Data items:
========================================================================

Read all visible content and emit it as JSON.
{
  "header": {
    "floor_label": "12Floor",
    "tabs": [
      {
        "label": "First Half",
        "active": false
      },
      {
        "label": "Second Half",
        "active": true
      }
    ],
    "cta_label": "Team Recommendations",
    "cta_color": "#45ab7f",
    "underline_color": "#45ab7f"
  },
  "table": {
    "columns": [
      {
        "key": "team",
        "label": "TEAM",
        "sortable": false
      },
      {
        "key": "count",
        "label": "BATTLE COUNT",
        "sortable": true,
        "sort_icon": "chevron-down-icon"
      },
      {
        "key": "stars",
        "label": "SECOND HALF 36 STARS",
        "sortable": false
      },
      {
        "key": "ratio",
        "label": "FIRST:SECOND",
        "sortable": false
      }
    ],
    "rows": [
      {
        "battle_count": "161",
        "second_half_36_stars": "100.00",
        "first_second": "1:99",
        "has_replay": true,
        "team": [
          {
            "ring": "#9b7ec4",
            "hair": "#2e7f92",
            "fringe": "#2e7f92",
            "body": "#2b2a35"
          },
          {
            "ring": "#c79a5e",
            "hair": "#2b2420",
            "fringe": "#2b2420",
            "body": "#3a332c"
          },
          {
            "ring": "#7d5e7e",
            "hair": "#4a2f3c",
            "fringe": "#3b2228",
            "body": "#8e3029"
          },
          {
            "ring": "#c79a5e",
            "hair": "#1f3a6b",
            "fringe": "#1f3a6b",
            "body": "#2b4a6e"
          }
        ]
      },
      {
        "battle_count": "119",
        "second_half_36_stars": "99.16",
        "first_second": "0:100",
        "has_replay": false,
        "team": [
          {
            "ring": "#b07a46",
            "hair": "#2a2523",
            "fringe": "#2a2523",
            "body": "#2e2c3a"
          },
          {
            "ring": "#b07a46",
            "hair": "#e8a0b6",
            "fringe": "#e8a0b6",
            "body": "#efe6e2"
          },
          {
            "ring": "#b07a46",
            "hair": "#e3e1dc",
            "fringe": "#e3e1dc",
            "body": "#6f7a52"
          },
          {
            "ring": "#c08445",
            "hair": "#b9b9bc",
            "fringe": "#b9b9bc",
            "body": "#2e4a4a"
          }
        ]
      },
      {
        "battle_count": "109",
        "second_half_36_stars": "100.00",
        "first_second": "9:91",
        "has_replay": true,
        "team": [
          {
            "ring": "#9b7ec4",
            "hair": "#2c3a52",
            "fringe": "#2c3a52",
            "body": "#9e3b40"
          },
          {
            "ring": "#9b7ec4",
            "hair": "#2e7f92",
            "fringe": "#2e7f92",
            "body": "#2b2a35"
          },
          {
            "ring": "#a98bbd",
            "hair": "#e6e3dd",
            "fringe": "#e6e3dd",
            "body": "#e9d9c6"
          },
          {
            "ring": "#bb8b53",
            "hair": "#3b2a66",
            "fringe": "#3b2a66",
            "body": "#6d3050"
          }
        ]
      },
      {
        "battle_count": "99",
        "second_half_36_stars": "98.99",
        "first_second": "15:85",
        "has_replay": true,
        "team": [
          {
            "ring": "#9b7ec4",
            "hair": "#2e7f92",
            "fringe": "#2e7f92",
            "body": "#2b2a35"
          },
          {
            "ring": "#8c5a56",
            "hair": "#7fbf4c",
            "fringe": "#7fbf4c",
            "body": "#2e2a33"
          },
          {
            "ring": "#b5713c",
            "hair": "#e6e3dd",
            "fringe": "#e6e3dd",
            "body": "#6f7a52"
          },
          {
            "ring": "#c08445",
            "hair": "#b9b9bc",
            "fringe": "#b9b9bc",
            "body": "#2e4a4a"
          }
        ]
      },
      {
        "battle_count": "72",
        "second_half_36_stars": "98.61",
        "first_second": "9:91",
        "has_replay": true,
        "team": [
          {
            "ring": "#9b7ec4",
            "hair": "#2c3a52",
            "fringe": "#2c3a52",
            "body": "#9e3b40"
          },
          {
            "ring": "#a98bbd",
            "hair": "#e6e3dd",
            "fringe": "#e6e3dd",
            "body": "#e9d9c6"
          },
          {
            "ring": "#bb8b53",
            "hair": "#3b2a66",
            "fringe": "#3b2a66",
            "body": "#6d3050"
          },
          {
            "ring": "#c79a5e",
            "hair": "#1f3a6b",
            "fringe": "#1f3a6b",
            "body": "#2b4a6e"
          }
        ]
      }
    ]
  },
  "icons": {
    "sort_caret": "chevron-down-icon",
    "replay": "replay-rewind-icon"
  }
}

========================================================================

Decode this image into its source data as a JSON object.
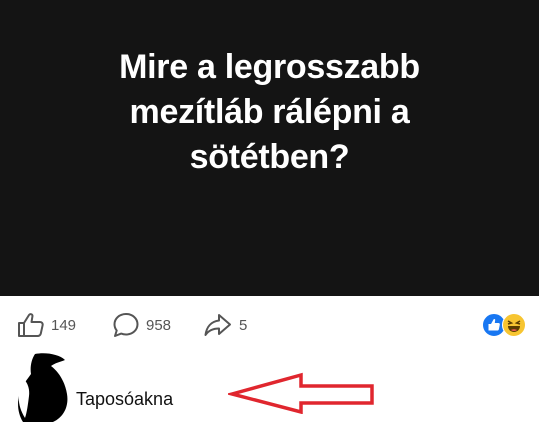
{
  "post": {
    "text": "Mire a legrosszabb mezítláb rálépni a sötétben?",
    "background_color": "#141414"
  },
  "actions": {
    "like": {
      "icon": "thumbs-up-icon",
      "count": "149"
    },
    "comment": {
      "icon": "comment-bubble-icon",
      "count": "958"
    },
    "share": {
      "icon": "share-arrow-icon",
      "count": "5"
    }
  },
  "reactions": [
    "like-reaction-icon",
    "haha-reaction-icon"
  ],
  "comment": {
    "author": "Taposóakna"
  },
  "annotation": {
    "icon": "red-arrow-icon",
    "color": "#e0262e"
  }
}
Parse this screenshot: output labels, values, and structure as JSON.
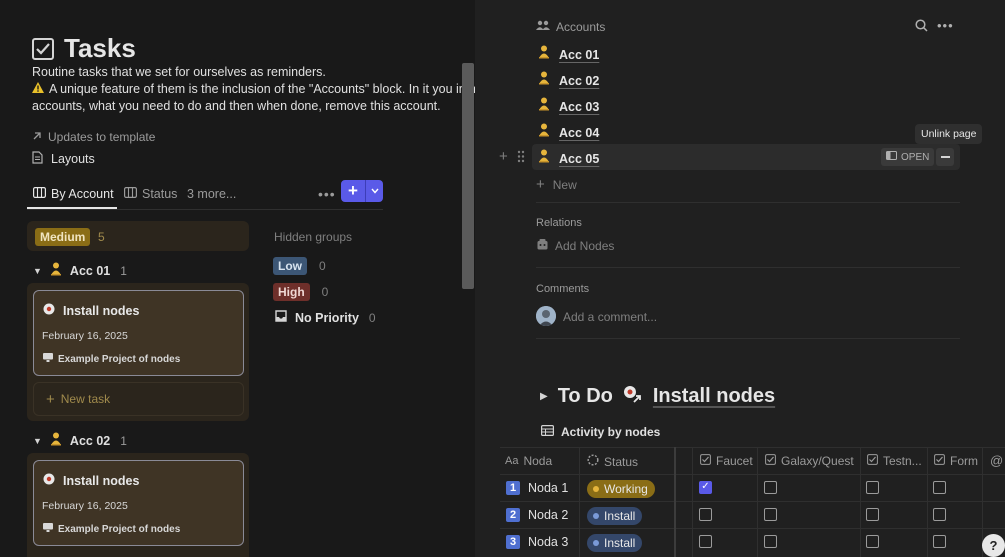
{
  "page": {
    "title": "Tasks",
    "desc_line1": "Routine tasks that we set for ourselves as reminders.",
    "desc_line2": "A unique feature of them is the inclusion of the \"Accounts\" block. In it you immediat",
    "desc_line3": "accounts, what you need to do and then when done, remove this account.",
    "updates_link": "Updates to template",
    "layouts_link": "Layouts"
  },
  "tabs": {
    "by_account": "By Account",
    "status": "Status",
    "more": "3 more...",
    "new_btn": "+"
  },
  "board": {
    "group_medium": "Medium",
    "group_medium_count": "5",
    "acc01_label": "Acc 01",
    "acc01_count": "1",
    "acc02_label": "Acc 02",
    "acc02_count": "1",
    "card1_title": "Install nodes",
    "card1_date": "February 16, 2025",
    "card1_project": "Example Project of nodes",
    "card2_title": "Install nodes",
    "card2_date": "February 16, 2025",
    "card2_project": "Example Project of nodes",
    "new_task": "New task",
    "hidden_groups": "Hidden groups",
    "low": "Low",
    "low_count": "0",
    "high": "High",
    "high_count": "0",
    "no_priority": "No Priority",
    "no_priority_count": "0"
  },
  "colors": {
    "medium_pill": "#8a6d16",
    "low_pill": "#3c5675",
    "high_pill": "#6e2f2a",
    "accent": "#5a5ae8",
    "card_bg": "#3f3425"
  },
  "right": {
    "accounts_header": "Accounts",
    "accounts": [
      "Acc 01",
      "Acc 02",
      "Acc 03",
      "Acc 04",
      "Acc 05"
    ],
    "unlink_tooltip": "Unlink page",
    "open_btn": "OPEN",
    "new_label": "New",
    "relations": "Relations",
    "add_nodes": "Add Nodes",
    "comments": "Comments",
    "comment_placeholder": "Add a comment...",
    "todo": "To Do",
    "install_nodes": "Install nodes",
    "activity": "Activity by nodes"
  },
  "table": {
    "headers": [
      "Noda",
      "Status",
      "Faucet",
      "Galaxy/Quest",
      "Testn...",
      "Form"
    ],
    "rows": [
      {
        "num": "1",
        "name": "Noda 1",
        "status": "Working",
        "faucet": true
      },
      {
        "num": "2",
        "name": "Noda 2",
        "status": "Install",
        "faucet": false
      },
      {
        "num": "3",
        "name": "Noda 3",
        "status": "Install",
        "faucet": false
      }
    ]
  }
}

========================================================================

◆ STATED TASK
Work through the records line by line and tally those holding "chevron". Reply with the number alone.

◆ EXERCISE OUTPUT
2